> _Problem to solve_: Omit any picture, and return the remaining data exactly as written.

┏━━

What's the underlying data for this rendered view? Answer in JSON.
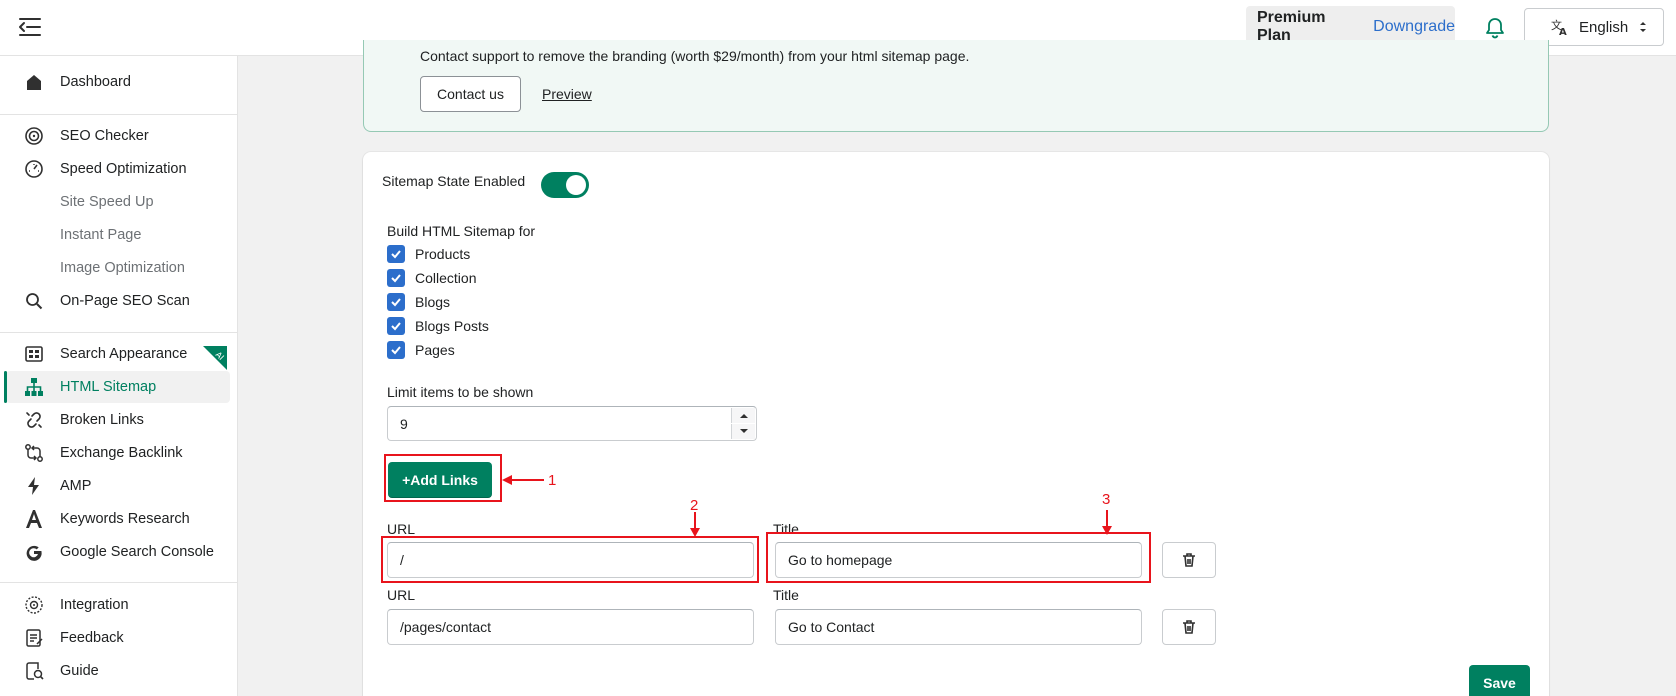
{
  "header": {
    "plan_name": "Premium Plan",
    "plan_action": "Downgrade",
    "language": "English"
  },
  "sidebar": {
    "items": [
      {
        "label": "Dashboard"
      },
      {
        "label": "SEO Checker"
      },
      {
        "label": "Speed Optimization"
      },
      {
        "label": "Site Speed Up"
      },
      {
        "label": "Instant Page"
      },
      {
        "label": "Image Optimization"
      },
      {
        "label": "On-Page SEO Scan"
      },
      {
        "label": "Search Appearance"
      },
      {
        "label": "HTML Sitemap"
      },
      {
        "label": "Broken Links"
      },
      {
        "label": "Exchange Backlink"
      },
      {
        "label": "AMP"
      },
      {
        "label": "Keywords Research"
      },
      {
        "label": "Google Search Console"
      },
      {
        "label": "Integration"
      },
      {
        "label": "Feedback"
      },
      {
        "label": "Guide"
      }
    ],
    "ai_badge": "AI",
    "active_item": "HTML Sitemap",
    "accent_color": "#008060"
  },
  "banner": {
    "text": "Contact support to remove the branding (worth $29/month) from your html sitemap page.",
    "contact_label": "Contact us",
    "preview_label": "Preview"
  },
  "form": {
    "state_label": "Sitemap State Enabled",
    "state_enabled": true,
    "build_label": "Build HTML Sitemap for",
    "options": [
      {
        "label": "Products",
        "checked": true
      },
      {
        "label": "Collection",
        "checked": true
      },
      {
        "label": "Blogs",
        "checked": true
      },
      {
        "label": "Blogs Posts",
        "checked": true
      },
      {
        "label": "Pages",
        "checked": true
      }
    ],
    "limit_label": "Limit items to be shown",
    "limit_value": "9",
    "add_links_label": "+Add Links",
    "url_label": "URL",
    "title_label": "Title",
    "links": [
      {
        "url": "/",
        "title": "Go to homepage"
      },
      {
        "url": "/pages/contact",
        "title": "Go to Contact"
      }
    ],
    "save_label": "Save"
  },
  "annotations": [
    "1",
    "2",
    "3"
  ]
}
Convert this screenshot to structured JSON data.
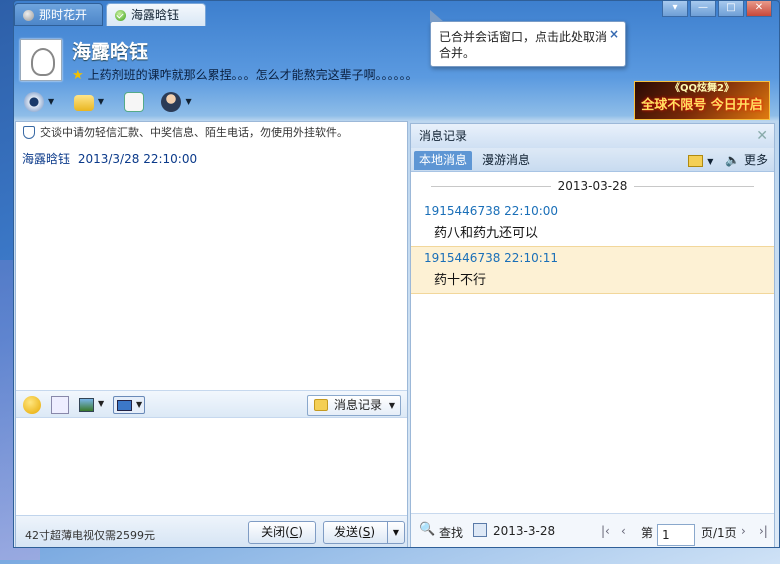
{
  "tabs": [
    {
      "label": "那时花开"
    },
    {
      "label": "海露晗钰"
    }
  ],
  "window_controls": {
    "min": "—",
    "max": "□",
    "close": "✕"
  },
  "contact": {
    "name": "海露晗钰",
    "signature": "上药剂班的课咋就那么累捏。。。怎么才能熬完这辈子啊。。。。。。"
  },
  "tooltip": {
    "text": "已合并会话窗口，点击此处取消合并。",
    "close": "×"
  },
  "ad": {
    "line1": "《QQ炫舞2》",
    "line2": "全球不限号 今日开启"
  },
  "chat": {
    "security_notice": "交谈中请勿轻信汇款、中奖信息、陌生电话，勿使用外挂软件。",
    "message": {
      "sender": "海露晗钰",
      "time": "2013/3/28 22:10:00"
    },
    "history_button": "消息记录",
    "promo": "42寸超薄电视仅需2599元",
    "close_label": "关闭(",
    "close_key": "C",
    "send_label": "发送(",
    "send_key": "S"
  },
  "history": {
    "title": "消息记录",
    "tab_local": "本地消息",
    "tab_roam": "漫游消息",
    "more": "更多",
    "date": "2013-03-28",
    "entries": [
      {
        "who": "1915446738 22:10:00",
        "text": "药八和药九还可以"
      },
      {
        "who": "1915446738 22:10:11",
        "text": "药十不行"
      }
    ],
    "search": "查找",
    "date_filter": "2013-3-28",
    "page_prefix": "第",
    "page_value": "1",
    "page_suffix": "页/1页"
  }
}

┗━━

> _Solution below_:
What's the underlying data for this rendered view? Answer in JSON.
{
  "header": {
    "plan_name": "Premium Plan",
    "plan_action": "Downgrade",
    "language": "English"
  },
  "sidebar": {
    "items": [
      {
        "label": "Dashboard"
      },
      {
        "label": "SEO Checker"
      },
      {
        "label": "Speed Optimization"
      },
      {
        "label": "Site Speed Up"
      },
      {
        "label": "Instant Page"
      },
      {
        "label": "Image Optimization"
      },
      {
        "label": "On-Page SEO Scan"
      },
      {
        "label": "Search Appearance"
      },
      {
        "label": "HTML Sitemap"
      },
      {
        "label": "Broken Links"
      },
      {
        "label": "Exchange Backlink"
      },
      {
        "label": "AMP"
      },
      {
        "label": "Keywords Research"
      },
      {
        "label": "Google Search Console"
      },
      {
        "label": "Integration"
      },
      {
        "label": "Feedback"
      },
      {
        "label": "Guide"
      }
    ],
    "ai_badge": "AI",
    "active_item": "HTML Sitemap",
    "accent_color": "#008060"
  },
  "banner": {
    "text": "Contact support to remove the branding (worth $29/month) from your html sitemap page.",
    "contact_label": "Contact us",
    "preview_label": "Preview"
  },
  "form": {
    "state_label": "Sitemap State Enabled",
    "state_enabled": true,
    "build_label": "Build HTML Sitemap for",
    "options": [
      {
        "label": "Products",
        "checked": true
      },
      {
        "label": "Collection",
        "checked": true
      },
      {
        "label": "Blogs",
        "checked": true
      },
      {
        "label": "Blogs Posts",
        "checked": true
      },
      {
        "label": "Pages",
        "checked": true
      }
    ],
    "limit_label": "Limit items to be shown",
    "limit_value": "9",
    "add_links_label": "+Add Links",
    "url_label": "URL",
    "title_label": "Title",
    "links": [
      {
        "url": "/",
        "title": "Go to homepage"
      },
      {
        "url": "/pages/contact",
        "title": "Go to Contact"
      }
    ],
    "save_label": "Save"
  },
  "annotations": [
    "1",
    "2",
    "3"
  ]
}
Convert this screenshot to structured JSON data.
{
  "tabs": [
    {
      "label": "那时花开"
    },
    {
      "label": "海露晗钰"
    }
  ],
  "window_controls": {
    "min": "—",
    "max": "□",
    "close": "✕"
  },
  "contact": {
    "name": "海露晗钰",
    "signature": "上药剂班的课咋就那么累捏。。。怎么才能熬完这辈子啊。。。。。。"
  },
  "tooltip": {
    "text": "已合并会话窗口，点击此处取消合并。",
    "close": "×"
  },
  "ad": {
    "line1": "《QQ炫舞2》",
    "line2": "全球不限号 今日开启"
  },
  "chat": {
    "security_notice": "交谈中请勿轻信汇款、中奖信息、陌生电话，勿使用外挂软件。",
    "message": {
      "sender": "海露晗钰",
      "time": "2013/3/28 22:10:00"
    },
    "history_button": "消息记录",
    "promo": "42寸超薄电视仅需2599元",
    "close_label": "关闭(",
    "close_key": "C",
    "send_label": "发送(",
    "send_key": "S"
  },
  "history": {
    "title": "消息记录",
    "tab_local": "本地消息",
    "tab_roam": "漫游消息",
    "more": "更多",
    "date": "2013-03-28",
    "entries": [
      {
        "who": "1915446738 22:10:00",
        "text": "药八和药九还可以"
      },
      {
        "who": "1915446738 22:10:11",
        "text": "药十不行"
      }
    ],
    "search": "查找",
    "date_filter": "2013-3-28",
    "page_prefix": "第",
    "page_value": "1",
    "page_suffix": "页/1页"
  }
}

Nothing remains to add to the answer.